— Begin Records supplied —

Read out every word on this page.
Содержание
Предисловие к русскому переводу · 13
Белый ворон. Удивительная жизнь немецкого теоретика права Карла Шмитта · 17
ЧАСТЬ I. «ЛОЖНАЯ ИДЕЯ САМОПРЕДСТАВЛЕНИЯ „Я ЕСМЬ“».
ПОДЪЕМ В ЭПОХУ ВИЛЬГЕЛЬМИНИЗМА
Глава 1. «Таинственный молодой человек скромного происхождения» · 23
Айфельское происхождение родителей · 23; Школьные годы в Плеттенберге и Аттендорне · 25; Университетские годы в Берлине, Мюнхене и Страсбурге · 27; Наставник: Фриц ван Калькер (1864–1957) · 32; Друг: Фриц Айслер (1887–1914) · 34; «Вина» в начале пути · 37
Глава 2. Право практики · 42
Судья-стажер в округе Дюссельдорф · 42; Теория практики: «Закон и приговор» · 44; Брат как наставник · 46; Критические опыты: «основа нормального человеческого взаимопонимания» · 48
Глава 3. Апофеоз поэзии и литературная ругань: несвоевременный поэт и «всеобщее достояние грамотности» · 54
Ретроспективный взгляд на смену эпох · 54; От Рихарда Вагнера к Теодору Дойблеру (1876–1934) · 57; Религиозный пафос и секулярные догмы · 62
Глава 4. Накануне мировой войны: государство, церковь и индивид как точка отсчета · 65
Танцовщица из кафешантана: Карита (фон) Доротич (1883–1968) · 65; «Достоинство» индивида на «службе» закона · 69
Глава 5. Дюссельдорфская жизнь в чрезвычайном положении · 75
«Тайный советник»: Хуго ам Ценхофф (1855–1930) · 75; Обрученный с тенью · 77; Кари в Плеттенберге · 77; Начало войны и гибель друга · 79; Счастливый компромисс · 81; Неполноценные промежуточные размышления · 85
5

— End Records supplied —

# What the task requires
Reproduce the entries above exactly.

# Expected answer
Read out every word on this page.
Содержание
Предисловие к русскому переводу · 13
Белый ворон. Удивительная жизнь немецкого теоретика права Карла Шмитта · 17
ЧАСТЬ I. «ЛОЖНАЯ ИДЕЯ САМОПРЕДСТАВЛЕНИЯ „Я ЕСМЬ“».
ПОДЪЕМ В ЭПОХУ ВИЛЬГЕЛЬМИНИЗМА
Глава 1. «Таинственный молодой человек скромного происхождения» · 23
Айфельское происхождение родителей · 23; Школьные годы в Плеттенберге и Аттендорне · 25; Университетские годы в Берлине, Мюнхене и Страсбурге · 27; Наставник: Фриц ван Калькер (1864–1957) · 32; Друг: Фриц Айслер (1887–1914) · 34; «Вина» в начале пути · 37
Глава 2. Право практики · 42
Судья-стажер в округе Дюссельдорф · 42; Теория практики: «Закон и приговор» · 44; Брат как наставник · 46; Критические опыты: «основа нормального человеческого взаимопонимания» · 48
Глава 3. Апофеоз поэзии и литературная ругань: несвоевременный поэт и «всеобщее достояние грамотности» · 54
Ретроспективный взгляд на смену эпох · 54; От Рихарда Вагнера к Теодору Дойблеру (1876–1934) · 57; Религиозный пафос и секулярные догмы · 62
Глава 4. Накануне мировой войны: государство, церковь и индивид как точка отсчета · 65
Танцовщица из кафешантана: Карита (фон) Доротич (1883–1968) · 65; «Достоинство» индивида на «службе» закона · 69
Глава 5. Дюссельдорфская жизнь в чрезвычайном положении · 75
«Тайный советник»: Хуго ам Ценхофф (1855–1930) · 75; Обрученный с тенью · 77; Кари в Плеттенберге · 77; Начало войны и гибель друга · 79; Счастливый компромисс · 81; Неполноценные промежуточные размышления · 85
5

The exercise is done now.